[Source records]

....

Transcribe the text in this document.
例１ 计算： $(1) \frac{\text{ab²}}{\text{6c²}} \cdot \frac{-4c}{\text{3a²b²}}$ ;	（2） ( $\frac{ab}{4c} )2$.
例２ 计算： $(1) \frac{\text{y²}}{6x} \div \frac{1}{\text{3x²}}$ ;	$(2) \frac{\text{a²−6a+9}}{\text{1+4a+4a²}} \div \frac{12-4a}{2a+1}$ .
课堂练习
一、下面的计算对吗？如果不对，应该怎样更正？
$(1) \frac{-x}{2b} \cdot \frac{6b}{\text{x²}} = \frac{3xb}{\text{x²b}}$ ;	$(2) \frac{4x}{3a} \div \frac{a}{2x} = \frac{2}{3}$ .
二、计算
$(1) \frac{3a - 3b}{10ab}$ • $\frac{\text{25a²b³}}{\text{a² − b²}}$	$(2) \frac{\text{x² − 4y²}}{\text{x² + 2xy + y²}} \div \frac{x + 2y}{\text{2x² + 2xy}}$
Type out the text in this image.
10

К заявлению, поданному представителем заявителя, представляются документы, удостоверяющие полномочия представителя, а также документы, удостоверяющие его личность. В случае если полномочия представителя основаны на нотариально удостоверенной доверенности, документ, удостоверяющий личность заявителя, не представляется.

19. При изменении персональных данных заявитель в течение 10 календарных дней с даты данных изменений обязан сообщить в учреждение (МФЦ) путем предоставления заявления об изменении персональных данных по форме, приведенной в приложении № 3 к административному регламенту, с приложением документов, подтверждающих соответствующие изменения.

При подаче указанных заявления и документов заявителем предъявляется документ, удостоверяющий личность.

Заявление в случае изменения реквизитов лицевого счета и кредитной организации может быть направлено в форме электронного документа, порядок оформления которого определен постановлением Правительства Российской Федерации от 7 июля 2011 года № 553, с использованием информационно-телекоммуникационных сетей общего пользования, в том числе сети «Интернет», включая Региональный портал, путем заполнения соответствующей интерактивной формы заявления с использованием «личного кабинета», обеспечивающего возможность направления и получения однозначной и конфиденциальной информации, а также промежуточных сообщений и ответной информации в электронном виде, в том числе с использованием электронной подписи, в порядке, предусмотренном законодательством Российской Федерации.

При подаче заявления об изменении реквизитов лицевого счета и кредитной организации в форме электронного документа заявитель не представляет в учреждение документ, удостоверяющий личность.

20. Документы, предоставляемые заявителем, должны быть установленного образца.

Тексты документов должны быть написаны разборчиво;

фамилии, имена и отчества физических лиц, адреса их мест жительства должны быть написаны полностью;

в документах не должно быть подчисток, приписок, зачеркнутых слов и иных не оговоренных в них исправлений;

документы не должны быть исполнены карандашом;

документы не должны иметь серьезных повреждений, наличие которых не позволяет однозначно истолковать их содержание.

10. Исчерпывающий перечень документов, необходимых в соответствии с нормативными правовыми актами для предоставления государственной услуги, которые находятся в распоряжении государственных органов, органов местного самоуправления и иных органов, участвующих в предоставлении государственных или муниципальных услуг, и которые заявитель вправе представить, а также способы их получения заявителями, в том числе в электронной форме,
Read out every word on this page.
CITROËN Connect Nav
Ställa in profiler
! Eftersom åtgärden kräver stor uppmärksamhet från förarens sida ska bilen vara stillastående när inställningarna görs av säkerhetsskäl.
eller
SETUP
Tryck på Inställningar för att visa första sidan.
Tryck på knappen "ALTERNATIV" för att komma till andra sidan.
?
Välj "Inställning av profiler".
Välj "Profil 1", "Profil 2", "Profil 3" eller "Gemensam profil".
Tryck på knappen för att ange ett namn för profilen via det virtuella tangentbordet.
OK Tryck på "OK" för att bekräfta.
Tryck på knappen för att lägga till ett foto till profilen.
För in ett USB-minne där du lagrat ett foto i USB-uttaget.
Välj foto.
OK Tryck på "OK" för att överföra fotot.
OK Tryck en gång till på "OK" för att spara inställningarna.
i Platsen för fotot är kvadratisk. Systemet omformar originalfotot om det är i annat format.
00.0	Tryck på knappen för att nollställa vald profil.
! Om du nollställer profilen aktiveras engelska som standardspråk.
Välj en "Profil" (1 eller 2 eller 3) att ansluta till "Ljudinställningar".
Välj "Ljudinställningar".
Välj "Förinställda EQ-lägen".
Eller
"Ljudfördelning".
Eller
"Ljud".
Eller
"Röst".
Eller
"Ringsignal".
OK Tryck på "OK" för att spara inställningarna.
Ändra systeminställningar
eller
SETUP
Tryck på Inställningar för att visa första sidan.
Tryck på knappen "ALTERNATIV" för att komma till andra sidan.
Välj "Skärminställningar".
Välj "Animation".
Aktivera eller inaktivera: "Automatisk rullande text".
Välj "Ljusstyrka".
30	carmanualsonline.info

....

Reproduce the listing above verbatim, from first line to last.

- **Problem solution**:
Transcribe the text in this document.
例１ 计算： $(1) \frac{\text{ab²}}{\text{6c²}} \cdot \frac{-4c}{\text{3a²b²}}$ ;	（2） ( $\frac{ab}{4c} )2$.
例２ 计算： $(1) \frac{\text{y²}}{6x} \div \frac{1}{\text{3x²}}$ ;	$(2) \frac{\text{a²−6a+9}}{\text{1+4a+4a²}} \div \frac{12-4a}{2a+1}$ .
课堂练习
一、下面的计算对吗？如果不对，应该怎样更正？
$(1) \frac{-x}{2b} \cdot \frac{6b}{\text{x²}} = \frac{3xb}{\text{x²b}}$ ;	$(2) \frac{4x}{3a} \div \frac{a}{2x} = \frac{2}{3}$ .
二、计算
$(1) \frac{3a - 3b}{10ab}$ • $\frac{\text{25a²b³}}{\text{a² − b²}}$	$(2) \frac{\text{x² − 4y²}}{\text{x² + 2xy + y²}} \div \frac{x + 2y}{\text{2x² + 2xy}}$
Type out the text in this image.
10

К заявлению, поданному представителем заявителя, представляются документы, удостоверяющие полномочия представителя, а также документы, удостоверяющие его личность. В случае если полномочия представителя основаны на нотариально удостоверенной доверенности, документ, удостоверяющий личность заявителя, не представляется.

19. При изменении персональных данных заявитель в течение 10 календарных дней с даты данных изменений обязан сообщить в учреждение (МФЦ) путем предоставления заявления об изменении персональных данных по форме, приведенной в приложении № 3 к административному регламенту, с приложением документов, подтверждающих соответствующие изменения.

При подаче указанных заявления и документов заявителем предъявляется документ, удостоверяющий личность.

Заявление в случае изменения реквизитов лицевого счета и кредитной организации может быть направлено в форме электронного документа, порядок оформления которого определен постановлением Правительства Российской Федерации от 7 июля 2011 года № 553, с использованием информационно-телекоммуникационных сетей общего пользования, в том числе сети «Интернет», включая Региональный портал, путем заполнения соответствующей интерактивной формы заявления с использованием «личного кабинета», обеспечивающего возможность направления и получения однозначной и конфиденциальной информации, а также промежуточных сообщений и ответной информации в электронном виде, в том числе с использованием электронной подписи, в порядке, предусмотренном законодательством Российской Федерации.

При подаче заявления об изменении реквизитов лицевого счета и кредитной организации в форме электронного документа заявитель не представляет в учреждение документ, удостоверяющий личность.

20. Документы, предоставляемые заявителем, должны быть установленного образца.

Тексты документов должны быть написаны разборчиво;

фамилии, имена и отчества физических лиц, адреса их мест жительства должны быть написаны полностью;

в документах не должно быть подчисток, приписок, зачеркнутых слов и иных не оговоренных в них исправлений;

документы не должны быть исполнены карандашом;

документы не должны иметь серьезных повреждений, наличие которых не позволяет однозначно истолковать их содержание.

10. Исчерпывающий перечень документов, необходимых в соответствии с нормативными правовыми актами для предоставления государственной услуги, которые находятся в распоряжении государственных органов, органов местного самоуправления и иных органов, участвующих в предоставлении государственных или муниципальных услуг, и которые заявитель вправе представить, а также способы их получения заявителями, в том числе в электронной форме,
Read out every word on this page.
CITROËN Connect Nav
Ställa in profiler
! Eftersom åtgärden kräver stor uppmärksamhet från förarens sida ska bilen vara stillastående när inställningarna görs av säkerhetsskäl.
eller
SETUP
Tryck på Inställningar för att visa första sidan.
Tryck på knappen "ALTERNATIV" för att komma till andra sidan.
?
Välj "Inställning av profiler".
Välj "Profil 1", "Profil 2", "Profil 3" eller "Gemensam profil".
Tryck på knappen för att ange ett namn för profilen via det virtuella tangentbordet.
OK Tryck på "OK" för att bekräfta.
Tryck på knappen för att lägga till ett foto till profilen.
För in ett USB-minne där du lagrat ett foto i USB-uttaget.
Välj foto.
OK Tryck på "OK" för att överföra fotot.
OK Tryck en gång till på "OK" för att spara inställningarna.
i Platsen för fotot är kvadratisk. Systemet omformar originalfotot om det är i annat format.
00.0	Tryck på knappen för att nollställa vald profil.
! Om du nollställer profilen aktiveras engelska som standardspråk.
Välj en "Profil" (1 eller 2 eller 3) att ansluta till "Ljudinställningar".
Välj "Ljudinställningar".
Välj "Förinställda EQ-lägen".
Eller
"Ljudfördelning".
Eller
"Ljud".
Eller
"Röst".
Eller
"Ringsignal".
OK Tryck på "OK" för att spara inställningarna.
Ändra systeminställningar
eller
SETUP
Tryck på Inställningar för att visa första sidan.
Tryck på knappen "ALTERNATIV" för att komma till andra sidan.
Välj "Skärminställningar".
Välj "Animation".
Aktivera eller inaktivera: "Automatisk rullande text".
Välj "Ljusstyrka".
30	carmanualsonline.info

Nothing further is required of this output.